## Do this
Do any lines in the data below contain "using"? If so, copy every one of them.

## Input data
start

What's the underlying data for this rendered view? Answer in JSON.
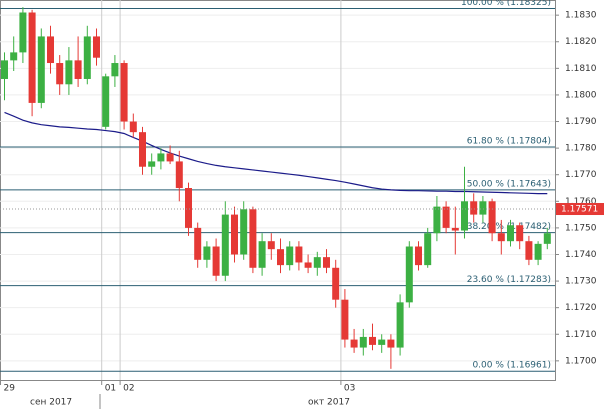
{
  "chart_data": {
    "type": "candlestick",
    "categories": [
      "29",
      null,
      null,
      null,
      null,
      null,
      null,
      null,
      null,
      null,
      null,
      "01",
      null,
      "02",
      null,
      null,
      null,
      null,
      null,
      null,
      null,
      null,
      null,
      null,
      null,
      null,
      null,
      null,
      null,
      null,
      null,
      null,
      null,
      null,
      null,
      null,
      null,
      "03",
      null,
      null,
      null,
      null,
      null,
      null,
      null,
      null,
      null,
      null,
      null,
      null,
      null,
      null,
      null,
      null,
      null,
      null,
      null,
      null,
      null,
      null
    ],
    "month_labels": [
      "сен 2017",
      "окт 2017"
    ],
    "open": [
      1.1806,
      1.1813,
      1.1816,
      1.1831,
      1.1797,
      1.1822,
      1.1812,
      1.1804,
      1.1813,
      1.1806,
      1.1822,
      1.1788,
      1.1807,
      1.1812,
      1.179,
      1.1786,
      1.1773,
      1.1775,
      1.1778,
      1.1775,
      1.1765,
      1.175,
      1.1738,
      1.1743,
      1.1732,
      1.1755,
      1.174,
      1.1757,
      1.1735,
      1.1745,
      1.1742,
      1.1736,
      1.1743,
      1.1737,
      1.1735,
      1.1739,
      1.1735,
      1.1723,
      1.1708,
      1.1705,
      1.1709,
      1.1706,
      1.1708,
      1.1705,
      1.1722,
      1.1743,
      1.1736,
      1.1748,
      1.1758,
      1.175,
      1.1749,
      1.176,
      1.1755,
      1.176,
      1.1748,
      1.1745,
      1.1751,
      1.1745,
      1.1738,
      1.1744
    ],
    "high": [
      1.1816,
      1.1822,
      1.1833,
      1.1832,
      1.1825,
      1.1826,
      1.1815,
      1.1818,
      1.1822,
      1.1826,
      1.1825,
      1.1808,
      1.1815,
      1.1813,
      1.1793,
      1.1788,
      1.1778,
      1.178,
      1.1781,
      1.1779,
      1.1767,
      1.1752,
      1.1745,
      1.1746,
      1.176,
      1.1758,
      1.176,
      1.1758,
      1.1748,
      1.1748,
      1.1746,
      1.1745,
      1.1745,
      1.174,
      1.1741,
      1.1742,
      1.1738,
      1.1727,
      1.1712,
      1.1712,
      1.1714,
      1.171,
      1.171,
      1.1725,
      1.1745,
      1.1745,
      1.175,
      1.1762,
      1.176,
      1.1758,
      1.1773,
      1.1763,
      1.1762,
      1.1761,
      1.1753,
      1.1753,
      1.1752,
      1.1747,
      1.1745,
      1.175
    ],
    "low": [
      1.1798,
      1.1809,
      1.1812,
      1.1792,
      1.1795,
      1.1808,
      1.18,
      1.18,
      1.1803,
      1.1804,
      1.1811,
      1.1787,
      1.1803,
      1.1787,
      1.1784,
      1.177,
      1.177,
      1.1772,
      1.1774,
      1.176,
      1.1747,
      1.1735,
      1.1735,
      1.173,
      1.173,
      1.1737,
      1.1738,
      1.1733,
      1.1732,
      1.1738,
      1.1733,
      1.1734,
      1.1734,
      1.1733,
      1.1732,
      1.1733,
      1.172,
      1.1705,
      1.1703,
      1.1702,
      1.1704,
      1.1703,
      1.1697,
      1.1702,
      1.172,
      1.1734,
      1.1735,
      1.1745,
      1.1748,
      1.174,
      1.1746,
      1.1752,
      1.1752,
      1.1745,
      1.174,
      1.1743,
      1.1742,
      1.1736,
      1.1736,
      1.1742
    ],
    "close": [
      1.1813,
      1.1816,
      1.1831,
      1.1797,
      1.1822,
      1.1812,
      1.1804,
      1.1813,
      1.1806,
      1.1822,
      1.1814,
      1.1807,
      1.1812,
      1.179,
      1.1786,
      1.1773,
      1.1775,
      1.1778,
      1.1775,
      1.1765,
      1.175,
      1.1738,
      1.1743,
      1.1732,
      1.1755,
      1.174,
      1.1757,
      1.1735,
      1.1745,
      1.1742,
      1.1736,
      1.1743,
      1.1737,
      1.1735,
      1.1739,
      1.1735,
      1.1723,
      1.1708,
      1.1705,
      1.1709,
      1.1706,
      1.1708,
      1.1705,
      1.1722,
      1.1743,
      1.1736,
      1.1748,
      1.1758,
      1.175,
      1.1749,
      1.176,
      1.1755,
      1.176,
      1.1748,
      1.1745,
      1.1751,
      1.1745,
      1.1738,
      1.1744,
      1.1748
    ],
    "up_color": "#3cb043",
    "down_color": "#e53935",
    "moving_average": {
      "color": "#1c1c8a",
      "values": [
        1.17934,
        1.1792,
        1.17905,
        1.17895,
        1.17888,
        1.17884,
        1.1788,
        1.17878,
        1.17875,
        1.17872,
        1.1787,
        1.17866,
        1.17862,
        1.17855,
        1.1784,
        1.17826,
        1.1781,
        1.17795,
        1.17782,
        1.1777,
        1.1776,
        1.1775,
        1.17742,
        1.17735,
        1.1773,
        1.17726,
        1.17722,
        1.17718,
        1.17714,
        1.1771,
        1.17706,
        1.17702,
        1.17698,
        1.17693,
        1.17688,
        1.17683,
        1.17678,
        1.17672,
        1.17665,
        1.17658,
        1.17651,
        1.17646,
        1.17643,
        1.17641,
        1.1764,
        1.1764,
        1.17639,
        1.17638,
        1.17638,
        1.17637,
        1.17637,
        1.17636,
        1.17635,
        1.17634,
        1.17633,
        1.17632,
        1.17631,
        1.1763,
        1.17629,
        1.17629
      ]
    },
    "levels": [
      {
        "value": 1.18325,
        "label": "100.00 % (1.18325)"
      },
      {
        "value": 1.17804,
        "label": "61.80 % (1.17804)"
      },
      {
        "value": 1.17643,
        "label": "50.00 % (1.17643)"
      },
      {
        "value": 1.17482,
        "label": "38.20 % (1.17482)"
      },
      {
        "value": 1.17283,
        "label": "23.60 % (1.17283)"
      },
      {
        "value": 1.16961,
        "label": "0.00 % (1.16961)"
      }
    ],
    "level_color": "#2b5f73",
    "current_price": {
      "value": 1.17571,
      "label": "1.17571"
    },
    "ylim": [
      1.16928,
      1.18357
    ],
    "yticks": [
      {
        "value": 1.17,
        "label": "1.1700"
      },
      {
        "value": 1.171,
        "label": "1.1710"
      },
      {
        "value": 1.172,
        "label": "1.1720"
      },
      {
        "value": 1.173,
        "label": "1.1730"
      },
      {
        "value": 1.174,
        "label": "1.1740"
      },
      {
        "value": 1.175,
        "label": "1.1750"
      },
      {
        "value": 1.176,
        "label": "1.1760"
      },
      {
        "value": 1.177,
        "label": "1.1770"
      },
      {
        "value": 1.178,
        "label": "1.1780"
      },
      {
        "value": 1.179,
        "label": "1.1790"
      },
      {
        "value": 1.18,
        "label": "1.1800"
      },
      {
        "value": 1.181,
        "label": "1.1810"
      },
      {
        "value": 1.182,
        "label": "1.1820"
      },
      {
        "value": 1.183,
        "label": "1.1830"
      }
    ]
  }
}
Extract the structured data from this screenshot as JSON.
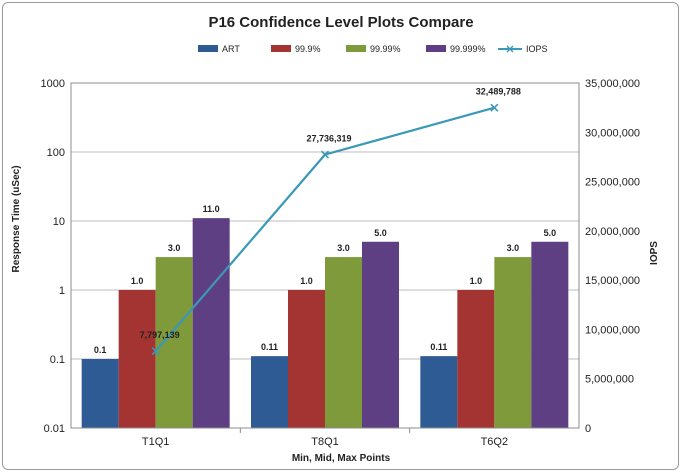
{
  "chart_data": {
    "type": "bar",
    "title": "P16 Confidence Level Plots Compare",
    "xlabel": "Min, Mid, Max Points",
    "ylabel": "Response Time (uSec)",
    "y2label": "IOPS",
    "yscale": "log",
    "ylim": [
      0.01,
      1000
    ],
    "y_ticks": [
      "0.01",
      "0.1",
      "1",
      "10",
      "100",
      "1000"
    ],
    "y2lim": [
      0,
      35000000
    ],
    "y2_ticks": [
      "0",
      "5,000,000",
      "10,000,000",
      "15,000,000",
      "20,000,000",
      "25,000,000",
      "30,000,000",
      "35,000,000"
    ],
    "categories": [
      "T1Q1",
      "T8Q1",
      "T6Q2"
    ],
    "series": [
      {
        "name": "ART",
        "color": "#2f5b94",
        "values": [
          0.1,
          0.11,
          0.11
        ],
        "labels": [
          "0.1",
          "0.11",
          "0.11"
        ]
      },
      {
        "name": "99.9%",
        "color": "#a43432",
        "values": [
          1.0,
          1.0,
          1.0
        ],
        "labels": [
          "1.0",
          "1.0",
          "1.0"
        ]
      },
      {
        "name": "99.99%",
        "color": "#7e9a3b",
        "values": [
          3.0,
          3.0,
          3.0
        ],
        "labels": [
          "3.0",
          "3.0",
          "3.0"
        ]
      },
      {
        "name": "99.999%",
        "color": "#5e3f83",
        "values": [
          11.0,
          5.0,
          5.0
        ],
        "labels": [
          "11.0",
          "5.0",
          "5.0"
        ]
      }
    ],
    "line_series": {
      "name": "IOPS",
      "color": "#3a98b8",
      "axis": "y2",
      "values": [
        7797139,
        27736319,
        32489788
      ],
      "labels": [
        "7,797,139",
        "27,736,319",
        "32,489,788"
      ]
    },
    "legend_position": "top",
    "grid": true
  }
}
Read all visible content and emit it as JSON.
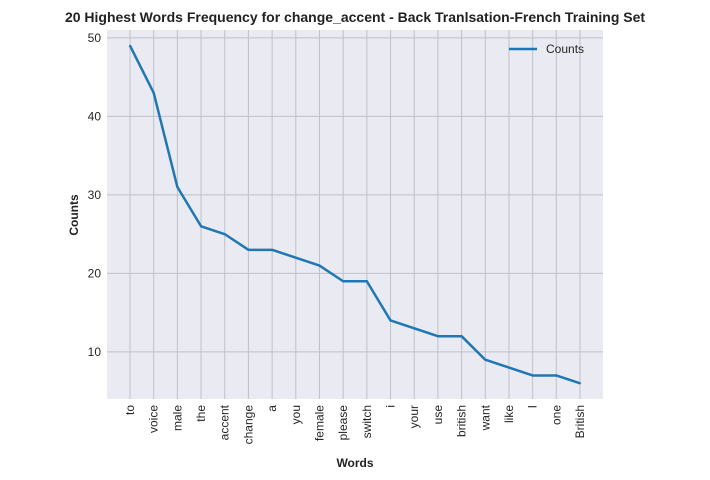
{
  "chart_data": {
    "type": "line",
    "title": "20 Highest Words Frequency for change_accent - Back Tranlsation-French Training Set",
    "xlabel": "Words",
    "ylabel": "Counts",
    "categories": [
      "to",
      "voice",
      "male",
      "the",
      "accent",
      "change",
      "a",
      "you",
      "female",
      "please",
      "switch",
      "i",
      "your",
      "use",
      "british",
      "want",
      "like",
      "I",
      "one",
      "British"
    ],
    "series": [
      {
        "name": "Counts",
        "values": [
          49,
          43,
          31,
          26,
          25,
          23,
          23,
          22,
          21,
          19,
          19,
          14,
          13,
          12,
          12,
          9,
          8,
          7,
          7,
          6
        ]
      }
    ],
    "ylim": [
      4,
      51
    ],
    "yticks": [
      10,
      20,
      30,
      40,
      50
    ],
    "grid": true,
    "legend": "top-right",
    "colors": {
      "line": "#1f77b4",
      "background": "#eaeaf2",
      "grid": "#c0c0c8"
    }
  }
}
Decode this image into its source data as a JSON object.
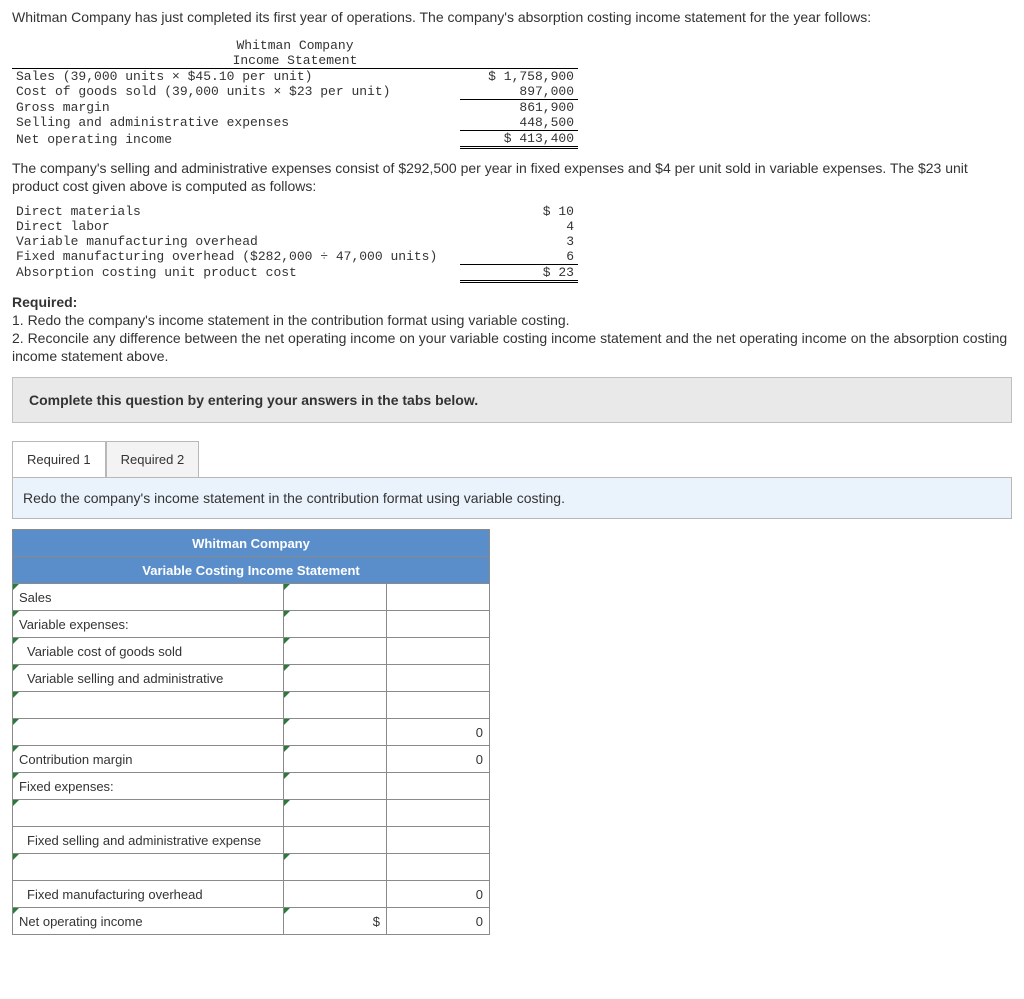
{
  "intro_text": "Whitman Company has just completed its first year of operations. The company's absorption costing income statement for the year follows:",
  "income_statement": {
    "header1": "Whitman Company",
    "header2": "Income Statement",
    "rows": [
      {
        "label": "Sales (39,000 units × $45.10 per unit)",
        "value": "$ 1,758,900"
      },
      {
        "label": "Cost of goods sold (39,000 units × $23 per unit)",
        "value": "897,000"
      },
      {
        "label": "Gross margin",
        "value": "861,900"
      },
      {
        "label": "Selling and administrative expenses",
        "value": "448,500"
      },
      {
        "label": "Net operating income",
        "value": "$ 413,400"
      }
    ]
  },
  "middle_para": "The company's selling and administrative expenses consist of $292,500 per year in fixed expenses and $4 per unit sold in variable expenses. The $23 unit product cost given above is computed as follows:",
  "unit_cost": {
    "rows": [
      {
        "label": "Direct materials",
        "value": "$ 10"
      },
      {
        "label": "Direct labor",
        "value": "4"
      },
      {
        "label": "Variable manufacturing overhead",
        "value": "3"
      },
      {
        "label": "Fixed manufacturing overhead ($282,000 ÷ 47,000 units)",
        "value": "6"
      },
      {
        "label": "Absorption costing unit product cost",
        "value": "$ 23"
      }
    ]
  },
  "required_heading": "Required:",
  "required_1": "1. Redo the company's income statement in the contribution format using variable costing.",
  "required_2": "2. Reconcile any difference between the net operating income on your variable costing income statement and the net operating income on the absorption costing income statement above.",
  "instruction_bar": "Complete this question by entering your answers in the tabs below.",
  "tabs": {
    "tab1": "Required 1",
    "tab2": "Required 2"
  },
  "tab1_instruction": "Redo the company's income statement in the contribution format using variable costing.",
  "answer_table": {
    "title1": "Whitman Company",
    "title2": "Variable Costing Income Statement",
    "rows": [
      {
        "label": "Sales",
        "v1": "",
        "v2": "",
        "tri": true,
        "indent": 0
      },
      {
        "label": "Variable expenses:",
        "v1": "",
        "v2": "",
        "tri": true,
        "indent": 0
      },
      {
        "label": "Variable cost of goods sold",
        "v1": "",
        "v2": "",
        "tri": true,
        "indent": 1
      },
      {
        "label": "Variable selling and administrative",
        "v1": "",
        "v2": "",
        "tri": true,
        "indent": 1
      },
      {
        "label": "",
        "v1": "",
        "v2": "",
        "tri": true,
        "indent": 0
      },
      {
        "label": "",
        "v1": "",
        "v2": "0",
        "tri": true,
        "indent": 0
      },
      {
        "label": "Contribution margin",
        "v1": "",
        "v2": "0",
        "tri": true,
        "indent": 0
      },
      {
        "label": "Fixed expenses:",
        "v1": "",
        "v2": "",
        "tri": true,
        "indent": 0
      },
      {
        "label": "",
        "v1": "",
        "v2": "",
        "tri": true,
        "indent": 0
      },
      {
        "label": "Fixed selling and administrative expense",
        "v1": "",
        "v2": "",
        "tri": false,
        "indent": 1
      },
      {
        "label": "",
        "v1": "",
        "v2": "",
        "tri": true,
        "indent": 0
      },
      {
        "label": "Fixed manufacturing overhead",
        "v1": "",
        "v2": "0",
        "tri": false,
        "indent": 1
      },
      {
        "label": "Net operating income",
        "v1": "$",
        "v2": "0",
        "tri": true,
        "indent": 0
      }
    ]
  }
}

end

## Answer to this problem
  "required_1": "1. Redo the company's income statement in the contribution format using variable costing.",
  "tab1_instruction": "Redo the company's income statement in the contribution format using variable costing.",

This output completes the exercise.